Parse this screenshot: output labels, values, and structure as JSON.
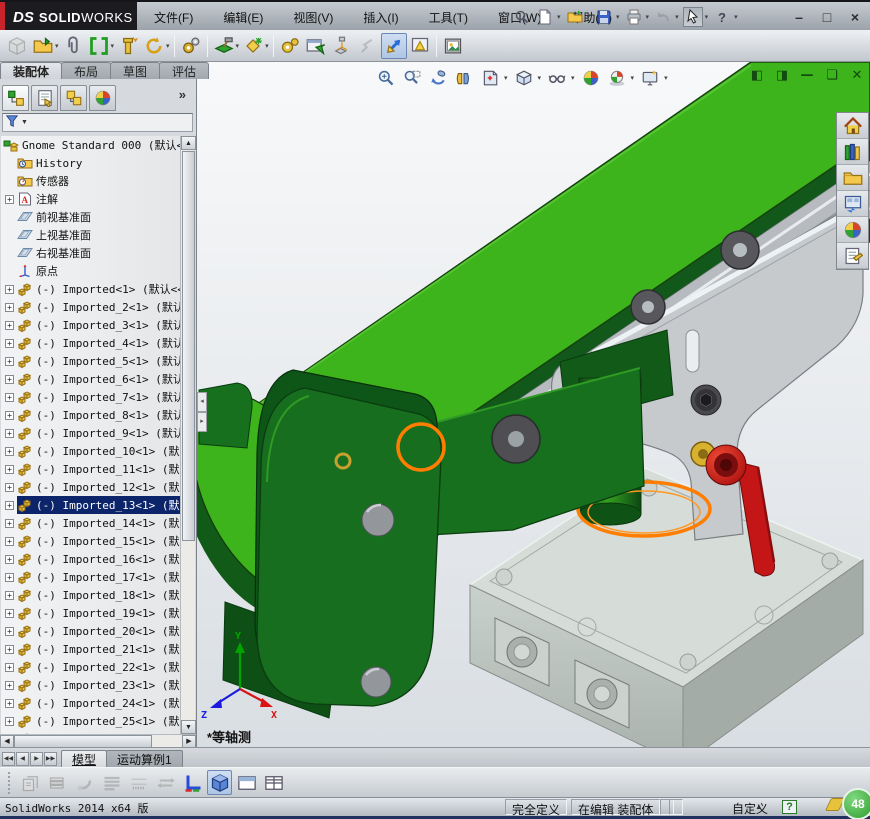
{
  "titlebar": {
    "logo_mark": "DS",
    "logo_text_bold": "SOLID",
    "logo_text_light": "WORKS",
    "menus": [
      "文件(F)",
      "编辑(E)",
      "视图(V)",
      "插入(I)",
      "工具(T)",
      "窗口(W)",
      "帮助(H)"
    ],
    "quick_icons": [
      "search",
      "new-doc",
      "open-folder",
      "save",
      "print",
      "undo",
      "cursor",
      "help-q"
    ],
    "window_buttons": {
      "minimize": "–",
      "maximize": "□",
      "close": "×"
    }
  },
  "toolbar": {
    "items": [
      {
        "icon": "insert-component",
        "disabled": true
      },
      {
        "icon": "open-part",
        "dd": true
      },
      {
        "icon": "attach-file"
      },
      {
        "icon": "mate",
        "dd": true
      },
      {
        "icon": "smart-fasteners"
      },
      {
        "icon": "move-component",
        "dd": true
      },
      {
        "sep": true
      },
      {
        "icon": "external-references"
      },
      {
        "sep": true
      },
      {
        "icon": "assembly-features",
        "dd": true
      },
      {
        "icon": "reference-geometry",
        "dd": true
      },
      {
        "sep": true
      },
      {
        "icon": "motion-gears"
      },
      {
        "icon": "preview-window"
      },
      {
        "icon": "exploded-view"
      },
      {
        "icon": "explode-line-sketch",
        "disabled": true
      },
      {
        "icon": "interference-detection",
        "pressed": true
      },
      {
        "icon": "assembly-visualization"
      },
      {
        "sep": true
      },
      {
        "icon": "capture-image"
      }
    ]
  },
  "ribbon_tabs": {
    "items": [
      "装配体",
      "布局",
      "草图",
      "评估"
    ],
    "active_index": 0
  },
  "feature_panel": {
    "header_tabs": [
      "pm-tree",
      "pm-props",
      "pm-config",
      "pm-display"
    ],
    "more_glyph": "»",
    "filter_arrow": "▼",
    "expander_glyph": "+",
    "scroll_glyphs": {
      "up": "▲",
      "down": "▼",
      "left": "◀",
      "right": "▶"
    },
    "tree": {
      "root": {
        "label": "Gnome Standard 000  (默认<",
        "icon": "t-root"
      },
      "rows": [
        {
          "icon": "t-history",
          "label": "History"
        },
        {
          "icon": "t-sensors",
          "label": "传感器"
        },
        {
          "icon": "t-annot",
          "label": "注解",
          "exp": true
        },
        {
          "icon": "t-plane",
          "label": "前视基准面"
        },
        {
          "icon": "t-plane",
          "label": "上视基准面"
        },
        {
          "icon": "t-plane",
          "label": "右视基准面"
        },
        {
          "icon": "t-origin",
          "label": "原点"
        },
        {
          "icon": "t-part",
          "label": "(-) Imported<1> (默认<<",
          "exp": true
        },
        {
          "icon": "t-part",
          "label": "(-) Imported_2<1> (默认",
          "exp": true
        },
        {
          "icon": "t-part",
          "label": "(-) Imported_3<1> (默认",
          "exp": true
        },
        {
          "icon": "t-part",
          "label": "(-) Imported_4<1> (默认",
          "exp": true
        },
        {
          "icon": "t-part",
          "label": "(-) Imported_5<1> (默认",
          "exp": true
        },
        {
          "icon": "t-part",
          "label": "(-) Imported_6<1> (默认",
          "exp": true
        },
        {
          "icon": "t-part",
          "label": "(-) Imported_7<1> (默认",
          "exp": true
        },
        {
          "icon": "t-part",
          "label": "(-) Imported_8<1> (默认",
          "exp": true
        },
        {
          "icon": "t-part",
          "label": "(-) Imported_9<1> (默认",
          "exp": true
        },
        {
          "icon": "t-part",
          "label": "(-) Imported_10<1> (默认",
          "exp": true
        },
        {
          "icon": "t-part",
          "label": "(-) Imported_11<1> (默认",
          "exp": true
        },
        {
          "icon": "t-part",
          "label": "(-) Imported_12<1> (默认",
          "exp": true
        },
        {
          "icon": "t-part",
          "label": "(-) Imported_13<1> (默认",
          "exp": true,
          "selected": true
        },
        {
          "icon": "t-part",
          "label": "(-) Imported_14<1> (默认",
          "exp": true
        },
        {
          "icon": "t-part",
          "label": "(-) Imported_15<1> (默认",
          "exp": true
        },
        {
          "icon": "t-part",
          "label": "(-) Imported_16<1> (默认",
          "exp": true
        },
        {
          "icon": "t-part",
          "label": "(-) Imported_17<1> (默认",
          "exp": true
        },
        {
          "icon": "t-part",
          "label": "(-) Imported_18<1> (默认",
          "exp": true
        },
        {
          "icon": "t-part",
          "label": "(-) Imported_19<1> (默认",
          "exp": true
        },
        {
          "icon": "t-part",
          "label": "(-) Imported_20<1> (默认",
          "exp": true
        },
        {
          "icon": "t-part",
          "label": "(-) Imported_21<1> (默认",
          "exp": true
        },
        {
          "icon": "t-part",
          "label": "(-) Imported_22<1> (默认",
          "exp": true
        },
        {
          "icon": "t-part",
          "label": "(-) Imported_23<1> (默认",
          "exp": true
        },
        {
          "icon": "t-part",
          "label": "(-) Imported_24<1> (默认",
          "exp": true
        },
        {
          "icon": "t-part",
          "label": "(-) Imported_25<1> (默认",
          "exp": true
        },
        {
          "icon": "t-part",
          "label": "",
          "exp": true
        }
      ]
    }
  },
  "viewport": {
    "headsup_icons": [
      {
        "icon": "zoom-fit"
      },
      {
        "icon": "zoom-area"
      },
      {
        "icon": "previous-view"
      },
      {
        "icon": "section-view"
      },
      {
        "icon": "view-orientation",
        "dd": true
      },
      {
        "icon": "display-style",
        "dd": true
      },
      {
        "icon": "hide-show-items",
        "dd": true
      },
      {
        "icon": "edit-appearance"
      },
      {
        "icon": "apply-scene",
        "dd": true
      },
      {
        "icon": "view-settings",
        "dd": true
      }
    ],
    "window_buttons": [
      {
        "name": "previous-window",
        "glyph": "◧"
      },
      {
        "name": "next-window",
        "glyph": "◨"
      },
      {
        "name": "minimize-doc",
        "glyph": "—"
      },
      {
        "name": "restore-doc",
        "glyph": "❏"
      },
      {
        "name": "close-doc",
        "glyph": "✕"
      }
    ],
    "view_label": "*等轴测",
    "triad": {
      "x": "X",
      "y": "Y",
      "z": "Z"
    },
    "highlight_color": "#ff7d00"
  },
  "task_pane": {
    "icons": [
      "home",
      "design-library",
      "file-explorer",
      "view-palette",
      "appearances",
      "custom-properties"
    ]
  },
  "bottom": {
    "nav_glyphs": [
      "◀◀",
      "◀",
      "▶",
      "▶▶"
    ],
    "tabs": {
      "items": [
        "模型",
        "运动算例1"
      ],
      "active_index": 0
    },
    "toolbar": [
      {
        "icon": "pages-icon",
        "disabled": true
      },
      {
        "icon": "layers-icon",
        "disabled": true
      },
      {
        "icon": "dye-icon",
        "disabled": true
      },
      {
        "icon": "lines-icon",
        "disabled": true
      },
      {
        "icon": "keyframe-icon",
        "disabled": true
      },
      {
        "icon": "swap-icon",
        "disabled": true
      },
      {
        "icon": "axes-icon"
      },
      {
        "icon": "iso-cube-icon",
        "pressed": true
      },
      {
        "icon": "pane-icon"
      },
      {
        "icon": "grid-pane-icon"
      }
    ]
  },
  "statusbar": {
    "app_version": "SolidWorks 2014 x64 版",
    "define_state": "完全定义",
    "edit_state": "在编辑 装配体",
    "custom_label": "自定义",
    "help_glyph": "?",
    "badge": "48"
  }
}
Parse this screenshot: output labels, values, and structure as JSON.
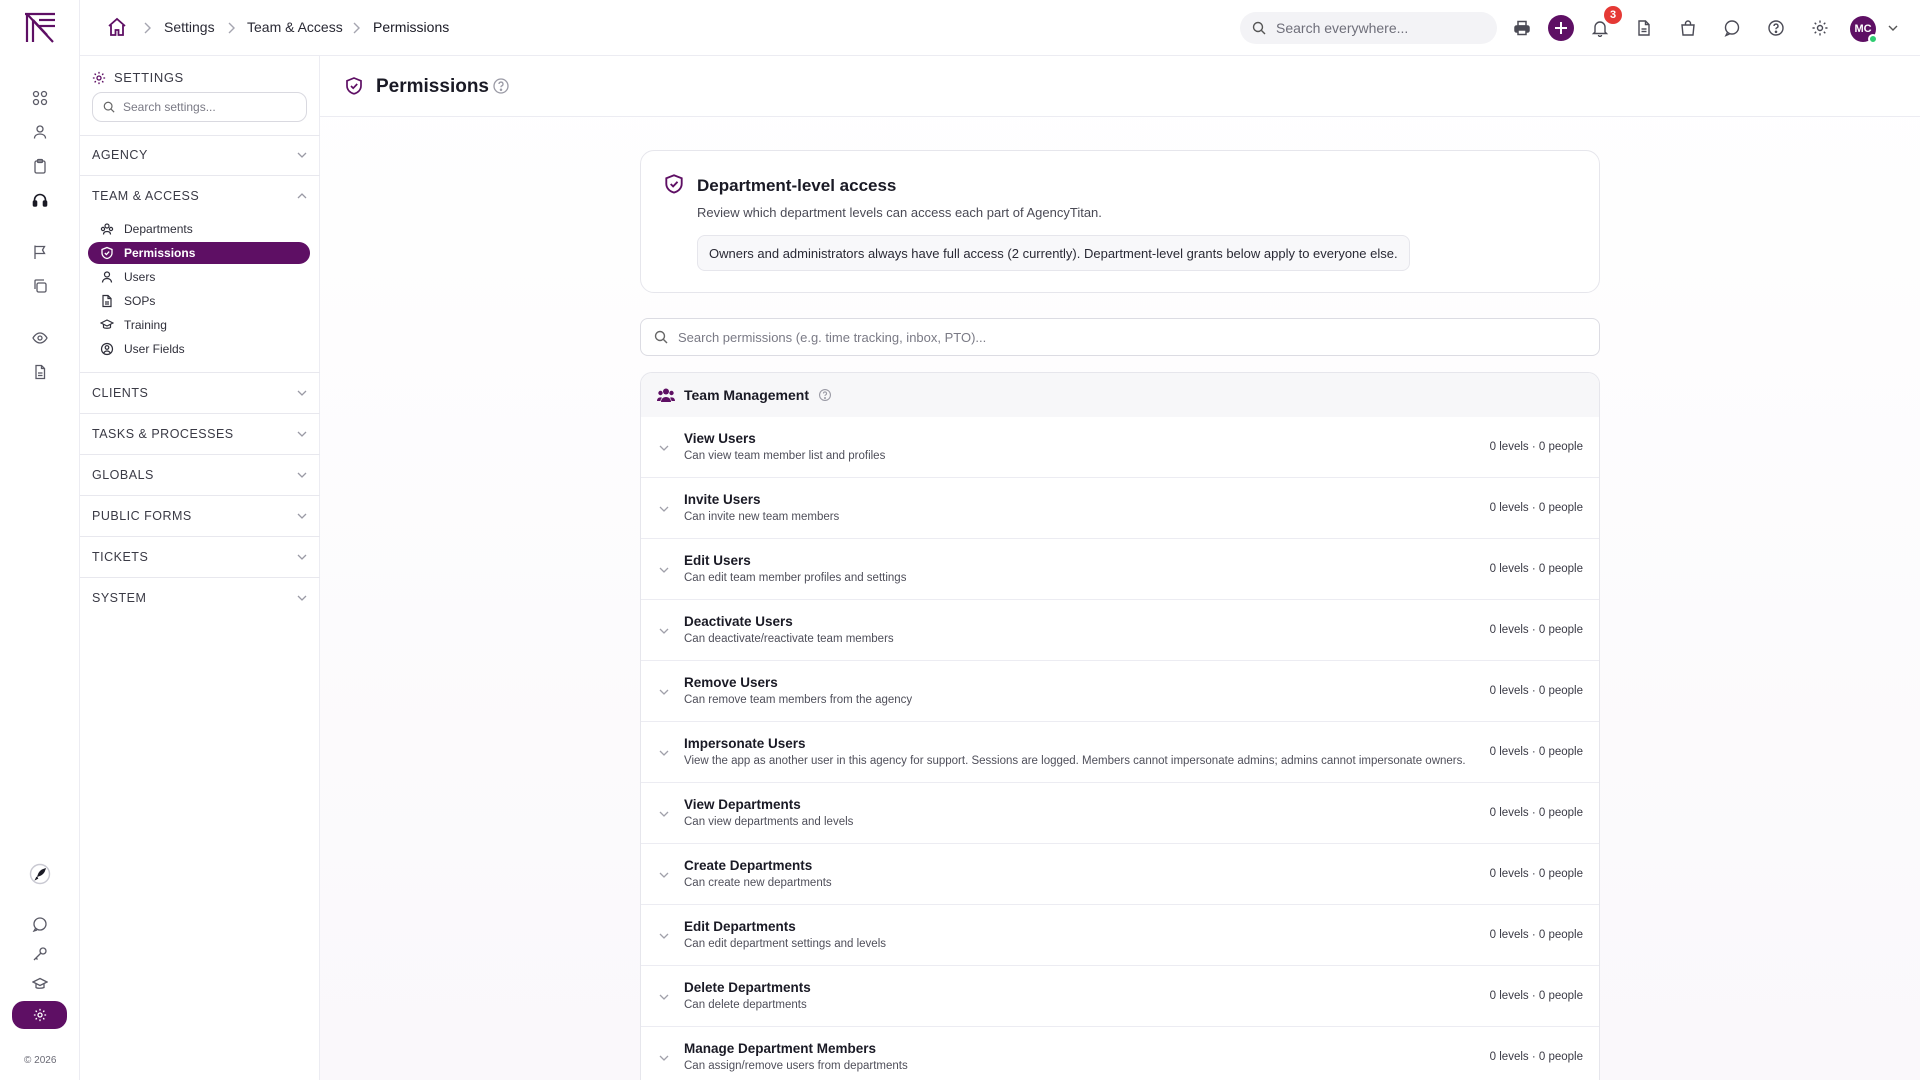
{
  "app": {
    "logo": "agencytitan-logo",
    "copyright": "© 2026"
  },
  "rail": {
    "icons": [
      "dashboard-icon",
      "user-icon",
      "clipboard-icon",
      "headset-icon",
      "flag-icon",
      "copy-icon",
      "eye-icon",
      "document-icon",
      "rocket-icon",
      "chat-icon",
      "key-icon",
      "graduation-icon",
      "gear-icon"
    ]
  },
  "breadcrumb": {
    "items": [
      "Settings",
      "Team & Access",
      "Permissions"
    ]
  },
  "topbar": {
    "search_placeholder": "Search everywhere...",
    "notifications_count": "3",
    "avatar_initials": "MC"
  },
  "settings_sidebar": {
    "title": "SETTINGS",
    "search_placeholder": "Search settings...",
    "sections": {
      "agency": "AGENCY",
      "team": "TEAM & ACCESS",
      "clients": "CLIENTS",
      "tasks": "TASKS & PROCESSES",
      "globals": "GLOBALS",
      "public_forms": "PUBLIC FORMS",
      "tickets": "TICKETS",
      "system": "SYSTEM"
    },
    "team_items": [
      "Departments",
      "Permissions",
      "Users",
      "SOPs",
      "Training",
      "User Fields"
    ],
    "active_item": "Permissions"
  },
  "page": {
    "title": "Permissions"
  },
  "info_card": {
    "title": "Department-level access",
    "subtitle": "Review which department levels can access each part of AgencyTitan.",
    "note": "Owners and administrators always have full access (2 currently). Department-level grants below apply to everyone else."
  },
  "permission_search": {
    "placeholder": "Search permissions (e.g. time tracking, inbox, PTO)..."
  },
  "group": {
    "title": "Team Management",
    "permissions": [
      {
        "name": "View Users",
        "desc": "Can view team member list and profiles",
        "meta": "0 levels · 0 people"
      },
      {
        "name": "Invite Users",
        "desc": "Can invite new team members",
        "meta": "0 levels · 0 people"
      },
      {
        "name": "Edit Users",
        "desc": "Can edit team member profiles and settings",
        "meta": "0 levels · 0 people"
      },
      {
        "name": "Deactivate Users",
        "desc": "Can deactivate/reactivate team members",
        "meta": "0 levels · 0 people"
      },
      {
        "name": "Remove Users",
        "desc": "Can remove team members from the agency",
        "meta": "0 levels · 0 people"
      },
      {
        "name": "Impersonate Users",
        "desc": "View the app as another user in this agency for support. Sessions are logged. Members cannot impersonate admins; admins cannot impersonate owners.",
        "meta": "0 levels · 0 people"
      },
      {
        "name": "View Departments",
        "desc": "Can view departments and levels",
        "meta": "0 levels · 0 people"
      },
      {
        "name": "Create Departments",
        "desc": "Can create new departments",
        "meta": "0 levels · 0 people"
      },
      {
        "name": "Edit Departments",
        "desc": "Can edit department settings and levels",
        "meta": "0 levels · 0 people"
      },
      {
        "name": "Delete Departments",
        "desc": "Can delete departments",
        "meta": "0 levels · 0 people"
      },
      {
        "name": "Manage Department Members",
        "desc": "Can assign/remove users from departments",
        "meta": "0 levels · 0 people"
      }
    ]
  },
  "colors": {
    "brand": "#5e0f64",
    "badge": "#e53935",
    "online": "#2ecc71"
  }
}
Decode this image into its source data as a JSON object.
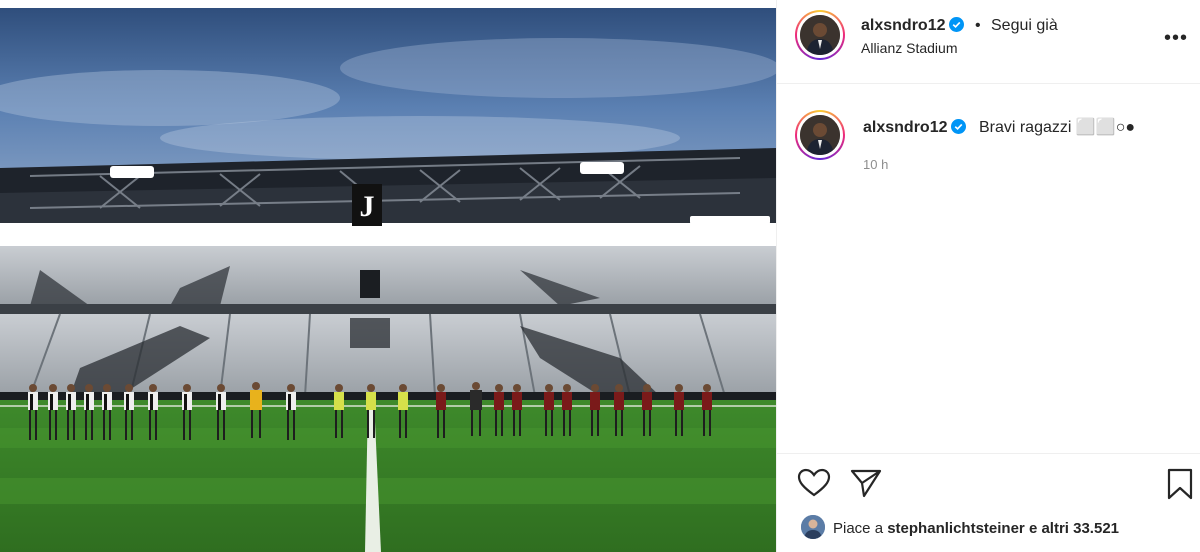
{
  "post": {
    "image_alt": "Allianz Stadium - teams lined up on the pitch",
    "stadium_logo_text": "J"
  },
  "header": {
    "username": "alxsndro12",
    "separator": "•",
    "follow_status": "Segui già",
    "location": "Allianz Stadium",
    "more_label": "•••"
  },
  "comment": {
    "username": "alxsndro12",
    "text": "Bravi ragazzi ⬜⬜○●",
    "time": "10 h"
  },
  "actions": {
    "like_icon": "heart-icon",
    "share_icon": "paper-plane-icon",
    "save_icon": "bookmark-icon"
  },
  "likes": {
    "prefix": "Piace a",
    "user": "stephanlichtsteiner",
    "suffix": "e altri 33.521"
  },
  "colors": {
    "verified": "#0095f6",
    "pitch": "#3f8a2c",
    "sky": "#4a6e9e"
  }
}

++++++++

Filter the entries above down to the lines containing the word "from".

        "desc": "Can remove team members from the agency",
        "desc": "Can assign/remove users from departments",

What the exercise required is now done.